STORED ROWS:
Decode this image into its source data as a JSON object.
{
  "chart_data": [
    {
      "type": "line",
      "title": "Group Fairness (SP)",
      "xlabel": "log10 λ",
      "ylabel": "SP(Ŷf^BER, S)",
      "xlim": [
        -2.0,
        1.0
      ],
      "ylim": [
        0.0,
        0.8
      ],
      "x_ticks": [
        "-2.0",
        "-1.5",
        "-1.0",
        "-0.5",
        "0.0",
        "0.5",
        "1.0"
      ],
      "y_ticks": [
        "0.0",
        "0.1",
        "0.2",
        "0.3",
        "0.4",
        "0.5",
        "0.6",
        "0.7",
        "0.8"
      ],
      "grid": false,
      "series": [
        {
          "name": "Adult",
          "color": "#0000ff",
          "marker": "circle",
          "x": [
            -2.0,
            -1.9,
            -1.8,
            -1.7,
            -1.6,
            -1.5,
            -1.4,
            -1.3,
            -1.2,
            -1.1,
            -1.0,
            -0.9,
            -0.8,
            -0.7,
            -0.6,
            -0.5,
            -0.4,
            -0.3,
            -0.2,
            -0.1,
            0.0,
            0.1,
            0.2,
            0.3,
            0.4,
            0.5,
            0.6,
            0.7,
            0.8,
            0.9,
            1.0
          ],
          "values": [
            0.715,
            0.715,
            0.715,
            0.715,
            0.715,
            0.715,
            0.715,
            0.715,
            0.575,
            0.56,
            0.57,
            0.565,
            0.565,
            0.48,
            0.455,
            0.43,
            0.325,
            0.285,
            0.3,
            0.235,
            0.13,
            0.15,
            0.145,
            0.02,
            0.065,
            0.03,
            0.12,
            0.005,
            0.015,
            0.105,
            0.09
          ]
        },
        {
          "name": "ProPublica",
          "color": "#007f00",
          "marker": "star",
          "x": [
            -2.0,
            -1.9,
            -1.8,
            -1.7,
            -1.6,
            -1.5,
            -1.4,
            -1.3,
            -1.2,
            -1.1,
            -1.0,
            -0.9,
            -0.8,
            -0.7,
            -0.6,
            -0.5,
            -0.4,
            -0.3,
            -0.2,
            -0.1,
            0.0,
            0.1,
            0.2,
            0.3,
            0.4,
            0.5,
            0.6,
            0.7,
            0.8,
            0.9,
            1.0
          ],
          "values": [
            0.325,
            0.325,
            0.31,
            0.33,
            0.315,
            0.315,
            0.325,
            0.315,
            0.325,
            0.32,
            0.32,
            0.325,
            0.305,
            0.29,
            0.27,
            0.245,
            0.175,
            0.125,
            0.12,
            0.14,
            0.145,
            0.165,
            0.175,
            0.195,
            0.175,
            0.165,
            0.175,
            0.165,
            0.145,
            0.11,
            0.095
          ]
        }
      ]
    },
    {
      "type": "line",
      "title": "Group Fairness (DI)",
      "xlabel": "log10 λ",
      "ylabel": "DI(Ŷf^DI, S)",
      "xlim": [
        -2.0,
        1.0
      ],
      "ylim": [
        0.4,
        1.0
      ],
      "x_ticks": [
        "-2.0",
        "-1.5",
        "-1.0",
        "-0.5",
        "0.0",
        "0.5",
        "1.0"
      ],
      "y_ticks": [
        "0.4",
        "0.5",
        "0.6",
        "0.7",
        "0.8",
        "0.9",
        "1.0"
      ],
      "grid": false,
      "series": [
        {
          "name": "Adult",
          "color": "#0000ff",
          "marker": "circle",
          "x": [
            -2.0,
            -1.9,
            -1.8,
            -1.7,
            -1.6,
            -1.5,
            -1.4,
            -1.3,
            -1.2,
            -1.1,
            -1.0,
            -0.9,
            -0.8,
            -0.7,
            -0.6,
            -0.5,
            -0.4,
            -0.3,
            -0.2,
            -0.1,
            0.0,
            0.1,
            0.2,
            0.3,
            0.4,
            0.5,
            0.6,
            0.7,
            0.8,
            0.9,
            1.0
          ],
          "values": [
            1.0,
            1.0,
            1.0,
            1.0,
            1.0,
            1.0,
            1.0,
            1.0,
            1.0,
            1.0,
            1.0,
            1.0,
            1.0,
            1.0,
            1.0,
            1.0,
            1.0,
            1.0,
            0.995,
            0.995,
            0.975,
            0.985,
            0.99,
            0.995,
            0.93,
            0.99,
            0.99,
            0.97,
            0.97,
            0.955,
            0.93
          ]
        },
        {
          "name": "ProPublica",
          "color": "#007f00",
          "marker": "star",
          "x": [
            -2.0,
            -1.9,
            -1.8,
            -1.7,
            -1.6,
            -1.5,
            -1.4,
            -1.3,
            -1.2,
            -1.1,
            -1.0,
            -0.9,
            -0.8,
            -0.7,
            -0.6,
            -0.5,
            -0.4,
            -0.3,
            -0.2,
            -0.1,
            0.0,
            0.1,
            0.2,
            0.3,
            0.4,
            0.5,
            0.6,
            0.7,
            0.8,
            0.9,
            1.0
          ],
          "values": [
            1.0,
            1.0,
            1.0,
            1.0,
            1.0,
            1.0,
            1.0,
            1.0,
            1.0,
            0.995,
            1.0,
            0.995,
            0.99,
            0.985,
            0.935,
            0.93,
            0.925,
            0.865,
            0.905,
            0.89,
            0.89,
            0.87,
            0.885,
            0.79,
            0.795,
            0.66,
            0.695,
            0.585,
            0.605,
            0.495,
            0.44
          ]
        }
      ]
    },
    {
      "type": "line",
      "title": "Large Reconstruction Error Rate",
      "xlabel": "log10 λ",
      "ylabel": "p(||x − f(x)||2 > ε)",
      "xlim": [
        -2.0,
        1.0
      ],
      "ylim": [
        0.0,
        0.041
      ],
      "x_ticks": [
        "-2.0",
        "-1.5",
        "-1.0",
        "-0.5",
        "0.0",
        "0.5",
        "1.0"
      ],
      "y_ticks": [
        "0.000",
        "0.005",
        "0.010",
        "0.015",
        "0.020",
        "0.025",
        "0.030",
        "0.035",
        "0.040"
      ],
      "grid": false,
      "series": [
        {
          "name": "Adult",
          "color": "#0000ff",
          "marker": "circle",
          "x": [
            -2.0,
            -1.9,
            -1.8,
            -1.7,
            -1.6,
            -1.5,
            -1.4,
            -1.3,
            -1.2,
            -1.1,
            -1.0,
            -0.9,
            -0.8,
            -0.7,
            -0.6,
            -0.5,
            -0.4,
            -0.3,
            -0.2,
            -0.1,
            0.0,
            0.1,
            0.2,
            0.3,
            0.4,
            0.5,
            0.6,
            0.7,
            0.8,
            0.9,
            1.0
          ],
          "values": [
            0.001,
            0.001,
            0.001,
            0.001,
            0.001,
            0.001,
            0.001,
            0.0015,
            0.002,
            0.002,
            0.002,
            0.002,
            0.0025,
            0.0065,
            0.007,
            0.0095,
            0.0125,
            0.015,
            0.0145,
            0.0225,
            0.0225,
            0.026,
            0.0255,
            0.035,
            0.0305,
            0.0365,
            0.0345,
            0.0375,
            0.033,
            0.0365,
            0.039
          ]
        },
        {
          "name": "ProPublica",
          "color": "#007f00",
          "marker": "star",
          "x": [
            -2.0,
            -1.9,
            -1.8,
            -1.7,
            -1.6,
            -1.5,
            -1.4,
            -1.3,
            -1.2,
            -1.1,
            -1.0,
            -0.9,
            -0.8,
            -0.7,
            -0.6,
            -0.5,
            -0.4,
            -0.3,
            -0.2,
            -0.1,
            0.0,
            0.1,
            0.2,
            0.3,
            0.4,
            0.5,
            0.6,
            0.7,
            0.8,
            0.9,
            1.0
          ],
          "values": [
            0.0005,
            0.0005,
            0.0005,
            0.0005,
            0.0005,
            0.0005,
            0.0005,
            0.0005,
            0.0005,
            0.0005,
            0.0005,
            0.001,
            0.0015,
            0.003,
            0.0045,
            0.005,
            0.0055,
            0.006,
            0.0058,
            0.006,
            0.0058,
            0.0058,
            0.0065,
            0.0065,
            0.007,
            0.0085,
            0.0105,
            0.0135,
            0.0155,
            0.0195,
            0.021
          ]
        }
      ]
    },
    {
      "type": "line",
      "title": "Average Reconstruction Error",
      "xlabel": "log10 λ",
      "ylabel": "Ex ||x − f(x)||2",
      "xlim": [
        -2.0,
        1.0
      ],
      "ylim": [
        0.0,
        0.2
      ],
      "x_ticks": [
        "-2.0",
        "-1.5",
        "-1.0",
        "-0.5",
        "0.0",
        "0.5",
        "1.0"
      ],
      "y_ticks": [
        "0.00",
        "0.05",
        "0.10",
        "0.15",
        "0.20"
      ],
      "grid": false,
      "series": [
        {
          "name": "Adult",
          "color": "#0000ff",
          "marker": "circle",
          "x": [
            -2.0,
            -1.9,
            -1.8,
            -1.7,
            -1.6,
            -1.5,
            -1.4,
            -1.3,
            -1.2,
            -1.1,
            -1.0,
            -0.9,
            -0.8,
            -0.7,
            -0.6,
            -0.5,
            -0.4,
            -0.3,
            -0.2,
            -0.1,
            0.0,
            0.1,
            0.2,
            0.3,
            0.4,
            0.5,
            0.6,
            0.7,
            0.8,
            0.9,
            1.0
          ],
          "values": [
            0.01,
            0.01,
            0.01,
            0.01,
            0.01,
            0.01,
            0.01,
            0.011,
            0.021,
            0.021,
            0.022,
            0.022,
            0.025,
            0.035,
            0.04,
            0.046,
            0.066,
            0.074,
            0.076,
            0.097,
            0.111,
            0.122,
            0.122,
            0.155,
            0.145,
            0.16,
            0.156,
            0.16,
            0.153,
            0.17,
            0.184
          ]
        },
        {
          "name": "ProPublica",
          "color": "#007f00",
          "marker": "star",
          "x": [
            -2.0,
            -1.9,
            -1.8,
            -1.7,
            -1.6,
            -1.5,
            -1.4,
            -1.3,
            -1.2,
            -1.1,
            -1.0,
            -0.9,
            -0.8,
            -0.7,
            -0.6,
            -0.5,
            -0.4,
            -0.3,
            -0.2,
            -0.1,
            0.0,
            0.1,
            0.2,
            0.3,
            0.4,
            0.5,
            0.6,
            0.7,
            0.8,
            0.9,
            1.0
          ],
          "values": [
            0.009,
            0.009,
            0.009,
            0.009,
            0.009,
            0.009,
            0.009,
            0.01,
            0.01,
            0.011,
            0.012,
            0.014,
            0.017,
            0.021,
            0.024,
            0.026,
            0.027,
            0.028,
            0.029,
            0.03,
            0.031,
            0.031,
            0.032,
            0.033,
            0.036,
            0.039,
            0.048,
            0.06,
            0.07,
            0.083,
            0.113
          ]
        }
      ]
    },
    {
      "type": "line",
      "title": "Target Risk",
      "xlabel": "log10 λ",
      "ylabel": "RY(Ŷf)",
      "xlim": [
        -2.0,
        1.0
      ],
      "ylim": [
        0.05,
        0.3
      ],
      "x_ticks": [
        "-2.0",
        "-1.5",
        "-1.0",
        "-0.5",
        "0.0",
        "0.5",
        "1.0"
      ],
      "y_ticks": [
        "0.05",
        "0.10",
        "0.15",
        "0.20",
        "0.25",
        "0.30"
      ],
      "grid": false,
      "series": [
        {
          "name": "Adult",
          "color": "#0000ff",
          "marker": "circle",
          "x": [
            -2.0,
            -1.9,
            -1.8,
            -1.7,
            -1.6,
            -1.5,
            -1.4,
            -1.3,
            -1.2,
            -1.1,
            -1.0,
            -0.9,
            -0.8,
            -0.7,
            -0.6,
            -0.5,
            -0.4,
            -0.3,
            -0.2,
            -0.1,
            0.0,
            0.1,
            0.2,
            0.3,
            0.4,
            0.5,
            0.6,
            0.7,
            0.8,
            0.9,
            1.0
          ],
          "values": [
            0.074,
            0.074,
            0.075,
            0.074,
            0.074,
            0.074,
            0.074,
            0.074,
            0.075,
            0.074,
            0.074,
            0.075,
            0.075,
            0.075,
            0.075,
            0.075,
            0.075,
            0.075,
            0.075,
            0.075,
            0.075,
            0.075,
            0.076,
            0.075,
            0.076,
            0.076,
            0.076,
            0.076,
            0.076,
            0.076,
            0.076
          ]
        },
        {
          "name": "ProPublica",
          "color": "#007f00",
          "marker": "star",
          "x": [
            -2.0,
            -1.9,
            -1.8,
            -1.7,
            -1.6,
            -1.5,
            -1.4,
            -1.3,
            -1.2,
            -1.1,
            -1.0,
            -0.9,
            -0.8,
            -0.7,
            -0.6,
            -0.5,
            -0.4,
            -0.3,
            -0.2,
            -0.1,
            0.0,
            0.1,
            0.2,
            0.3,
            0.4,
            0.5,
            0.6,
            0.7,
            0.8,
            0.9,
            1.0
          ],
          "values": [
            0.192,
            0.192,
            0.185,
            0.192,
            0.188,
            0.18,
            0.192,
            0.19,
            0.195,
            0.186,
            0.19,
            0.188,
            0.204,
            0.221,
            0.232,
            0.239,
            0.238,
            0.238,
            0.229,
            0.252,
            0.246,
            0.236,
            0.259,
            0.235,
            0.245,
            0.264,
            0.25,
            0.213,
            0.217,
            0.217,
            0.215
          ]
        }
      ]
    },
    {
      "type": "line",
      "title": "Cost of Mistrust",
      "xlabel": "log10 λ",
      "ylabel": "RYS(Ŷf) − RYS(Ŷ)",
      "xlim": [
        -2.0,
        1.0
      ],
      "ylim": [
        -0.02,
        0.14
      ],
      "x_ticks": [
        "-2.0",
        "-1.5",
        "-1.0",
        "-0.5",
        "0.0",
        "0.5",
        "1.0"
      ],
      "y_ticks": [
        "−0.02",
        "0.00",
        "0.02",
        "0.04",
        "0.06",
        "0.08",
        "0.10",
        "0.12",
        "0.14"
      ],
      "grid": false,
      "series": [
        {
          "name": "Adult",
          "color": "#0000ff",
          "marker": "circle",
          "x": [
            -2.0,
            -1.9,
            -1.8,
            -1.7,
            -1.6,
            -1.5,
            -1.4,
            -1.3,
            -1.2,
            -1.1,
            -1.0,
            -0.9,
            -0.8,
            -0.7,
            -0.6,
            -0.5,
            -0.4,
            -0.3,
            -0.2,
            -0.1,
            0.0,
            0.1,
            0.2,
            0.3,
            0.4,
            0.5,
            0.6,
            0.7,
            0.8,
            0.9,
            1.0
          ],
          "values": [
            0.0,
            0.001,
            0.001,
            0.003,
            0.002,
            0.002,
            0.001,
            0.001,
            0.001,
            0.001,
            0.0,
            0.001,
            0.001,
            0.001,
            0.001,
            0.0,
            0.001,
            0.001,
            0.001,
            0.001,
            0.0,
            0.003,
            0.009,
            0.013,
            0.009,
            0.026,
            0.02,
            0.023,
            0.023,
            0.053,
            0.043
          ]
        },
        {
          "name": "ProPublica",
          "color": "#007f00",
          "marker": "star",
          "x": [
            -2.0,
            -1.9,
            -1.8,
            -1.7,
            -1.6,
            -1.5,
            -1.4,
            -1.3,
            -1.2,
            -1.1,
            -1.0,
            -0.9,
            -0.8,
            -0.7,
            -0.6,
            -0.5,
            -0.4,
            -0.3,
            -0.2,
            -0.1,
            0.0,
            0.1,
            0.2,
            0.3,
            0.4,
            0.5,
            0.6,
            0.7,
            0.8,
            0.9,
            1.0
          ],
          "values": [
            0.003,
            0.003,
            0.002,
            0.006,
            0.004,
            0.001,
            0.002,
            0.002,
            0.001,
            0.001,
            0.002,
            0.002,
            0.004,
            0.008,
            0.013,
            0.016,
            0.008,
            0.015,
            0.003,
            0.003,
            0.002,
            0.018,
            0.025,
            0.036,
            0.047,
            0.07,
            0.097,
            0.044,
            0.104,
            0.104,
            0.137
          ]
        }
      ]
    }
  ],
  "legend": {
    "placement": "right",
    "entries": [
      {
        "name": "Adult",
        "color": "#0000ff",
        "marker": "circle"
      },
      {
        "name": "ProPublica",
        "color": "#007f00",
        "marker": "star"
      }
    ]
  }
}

REQUIREMENTS:
Take every line containing the word "title" and copy it.

ANSWER TO THE EXERCISE:
      "title": "Group Fairness (SP)",
      "title": "Group Fairness (DI)",
      "title": "Large Reconstruction Error Rate",
      "title": "Average Reconstruction Error",
      "title": "Target Risk",
      "title": "Cost of Mistrust",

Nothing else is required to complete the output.